Monday, August 22, 2011

Candidates’ responses: Jeff McGinness

Jeff McGinness, one of our school board candidates, is the first to reply to my list of questions. Here are his responses (I’ve added a link to the article he mentions):

1. Should the school board ensure that elementary school students get more than fifteen minutes for lunch? If so, what should the minimum lunch period be? (See the petition about this issue here.)
Unquestionably, yes. My oldest Gavin, now in second grade at Weber, requests home lunch everyday because he knows his time is limited if he has to stand in line for school lunch. If an 8 year old recognizes the problem such that he changes his own habits I question how the district cannot similarly recognize the issue. I know the administration is finally starting to look at the issue because I had a conversation with Steve Murley in which he mentioned his own kids doing the same thing.

One option being talked about is placing the scheduled recess following lunch, instead of before or at some other time. It has had some success at a few of our schools and gives kids more time. The obvious concern is that kids may then voluntarily shorten their own lunch to go play. Thus, they should look at extending the time by 5 minutes in addition to moving around recess times.
2. On balance, has the No Child Left Behind Act been good for Iowa City’s public school children?

NCLB and its accompanying designations have been extremely harmful to our district and the communities’ perception of many of our schools. Jason Lewis, Twain PTO President, recently wrote a very good op-ed piece in the PC that talked about the issue in depth. The jist of the piece was to stop calling his school a failing school just because of a designation. Like Jason, I am very critical of a designation that implies the school, teachers, or administration of a particular school are solely to blame for underperformance. The reality is that we have an ever shifting population with accompanying shifts in demographics in many of our schools.

= = = =

Required work
a. Condense the paragraph in the school board candidate's responses that begins "One option being talked about" into a short list that keeps its main facts.
b. Carry the school board candidate's responses forward with a few more sentences that follow on from the last one shown.

Stored data
= = = =

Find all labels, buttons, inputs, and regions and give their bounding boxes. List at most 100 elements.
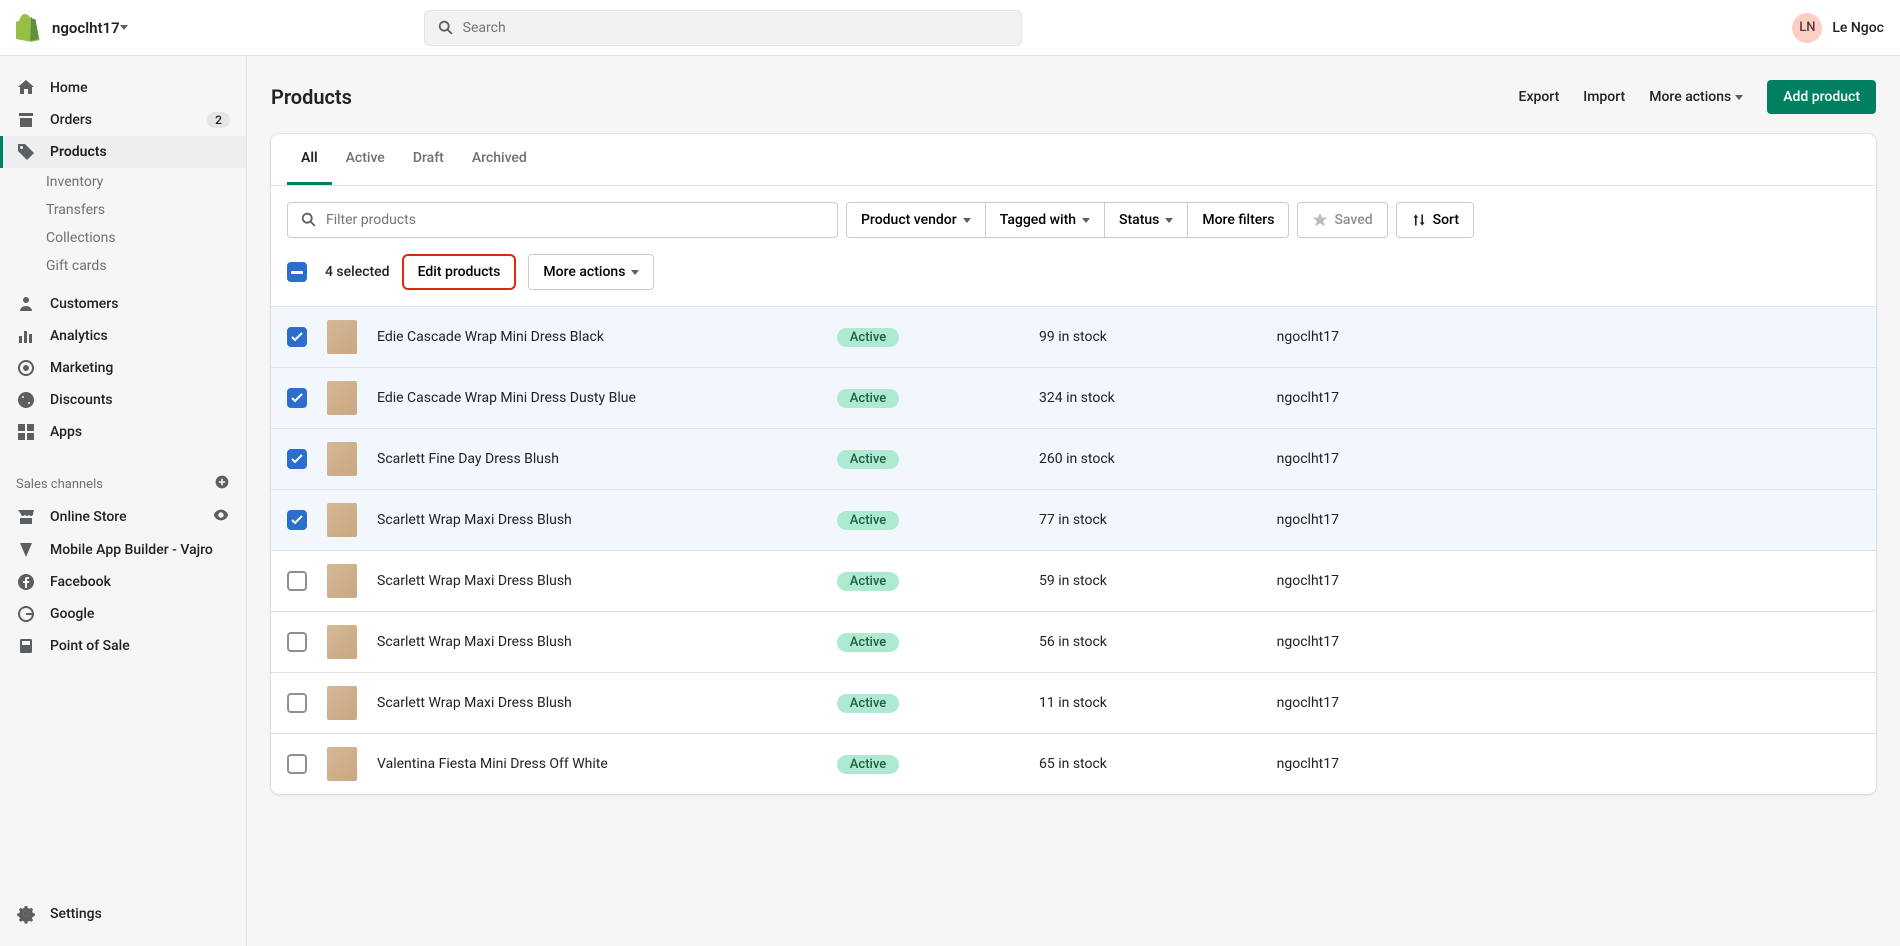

= = = =

Answers per task
a.
- One option under discussion is scheduling recess right after lunch instead of before it or at some other time.
- This has had some success at a few of the district's schools and gives kids more time.
- The concern is that kids may cut their own lunch short to go play.
- So the district should also extend lunch by 5 minutes in addition to moving recess times.

b.
As a district, we need to get past the negative perceptions created by SINA designations and focus on the many positive things we have happening in our district. Simultaneously, we need to use the SINA designations as they arise to insure we have adequate teachers and programming in place to address the unique needs of each school.
3. Do you think that standardized testing plays too large a role in our school system? If so, what should the school board do about it?
Standardized testing is a fact of life and will never go away completely. It provides a measuring stick for performance and gains, as well as a tool for identifying students with specific or heightened needs. It also identifies students who are learning faster, thus keeping them engaged through placement in higher level classes.

I do not think our current testing protocol is excessive. While we do have a number of tests, we have not as a district gone the way of many others by teaching to the test. Our curriculum is based up what is needed to best equip our students for either the next level of education, or the real world.

This issue will obviously have to be reexamined if merit pay becomes a reality as there would be heightened incentive for teachers to teach solely to the test. (p.s. I am against merit pay based upon standardized tests or student performance in part for this reason.)
4. Local school boards have been increasingly subject to state and federal mandates. Do school board members have an obligation to think independently about whether those mandates are good for kids? If so, what should a school board member do if he or she concludes that those mandates are not in the best interests of the kids, or are contrary to our community’s values? (See this post.)
The board’s job and mandate is to look out for the best interests of all of the children in the district and insure that all of them have the best opportunity for success. When faced with a state or federal mandate that runs counter to that obligation it is the board’s duty to work to address the issue on a state or national level. Our district, like many across the country, is part of associations focused on the betterment of our schools. These associations not only provide resources for boards and districts, but they also serve as a lobbying voice for its member districts.

We also have a community that is very passionate about education. Rather then wait and respond to potentially negative mandates, it would be my goal to be proactive and utilize passionate community members to talk to legislators about and kill bills before they become law.
5. Do you support the current pervasive use of token rewards to get students to comply with school rules? If not, what role should the school board take in reining that practice in?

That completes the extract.